» REQUEST
Set all the material down again unchanged, without the pictures.

◇ ◇ ◇

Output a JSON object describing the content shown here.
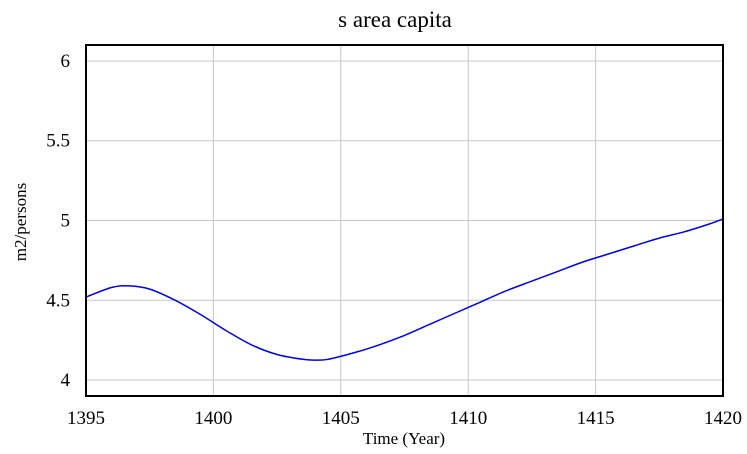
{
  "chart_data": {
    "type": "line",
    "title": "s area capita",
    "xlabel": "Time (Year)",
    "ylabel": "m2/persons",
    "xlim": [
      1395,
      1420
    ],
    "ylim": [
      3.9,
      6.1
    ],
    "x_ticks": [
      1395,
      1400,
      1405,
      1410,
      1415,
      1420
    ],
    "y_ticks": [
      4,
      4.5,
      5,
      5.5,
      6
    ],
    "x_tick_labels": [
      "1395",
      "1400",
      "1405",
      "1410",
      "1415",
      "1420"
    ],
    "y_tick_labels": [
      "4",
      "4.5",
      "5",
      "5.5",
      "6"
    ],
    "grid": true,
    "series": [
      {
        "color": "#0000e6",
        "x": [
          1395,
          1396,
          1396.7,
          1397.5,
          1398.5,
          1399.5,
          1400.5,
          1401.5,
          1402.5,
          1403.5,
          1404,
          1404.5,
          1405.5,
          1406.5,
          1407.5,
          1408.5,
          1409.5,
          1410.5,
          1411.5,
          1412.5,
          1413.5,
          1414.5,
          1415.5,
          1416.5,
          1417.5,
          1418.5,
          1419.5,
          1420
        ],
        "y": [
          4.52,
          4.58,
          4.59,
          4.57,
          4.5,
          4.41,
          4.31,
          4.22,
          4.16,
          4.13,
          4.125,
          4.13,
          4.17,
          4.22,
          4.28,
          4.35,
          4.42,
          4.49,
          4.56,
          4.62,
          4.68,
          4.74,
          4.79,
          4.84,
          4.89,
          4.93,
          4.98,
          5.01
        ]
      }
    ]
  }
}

◇ ◇ ◇

» EXPECTED OUTPUT
Output a JSON object describing the content shown here.
{
  "chart_data": {
    "type": "line",
    "title": "s area capita",
    "xlabel": "Time (Year)",
    "ylabel": "m2/persons",
    "xlim": [
      1395,
      1420
    ],
    "ylim": [
      3.9,
      6.1
    ],
    "x_ticks": [
      1395,
      1400,
      1405,
      1410,
      1415,
      1420
    ],
    "y_ticks": [
      4,
      4.5,
      5,
      5.5,
      6
    ],
    "x_tick_labels": [
      "1395",
      "1400",
      "1405",
      "1410",
      "1415",
      "1420"
    ],
    "y_tick_labels": [
      "4",
      "4.5",
      "5",
      "5.5",
      "6"
    ],
    "grid": true,
    "series": [
      {
        "color": "#0000e6",
        "x": [
          1395,
          1396,
          1396.7,
          1397.5,
          1398.5,
          1399.5,
          1400.5,
          1401.5,
          1402.5,
          1403.5,
          1404,
          1404.5,
          1405.5,
          1406.5,
          1407.5,
          1408.5,
          1409.5,
          1410.5,
          1411.5,
          1412.5,
          1413.5,
          1414.5,
          1415.5,
          1416.5,
          1417.5,
          1418.5,
          1419.5,
          1420
        ],
        "y": [
          4.52,
          4.58,
          4.59,
          4.57,
          4.5,
          4.41,
          4.31,
          4.22,
          4.16,
          4.13,
          4.125,
          4.13,
          4.17,
          4.22,
          4.28,
          4.35,
          4.42,
          4.49,
          4.56,
          4.62,
          4.68,
          4.74,
          4.79,
          4.84,
          4.89,
          4.93,
          4.98,
          5.01
        ]
      }
    ]
  }
}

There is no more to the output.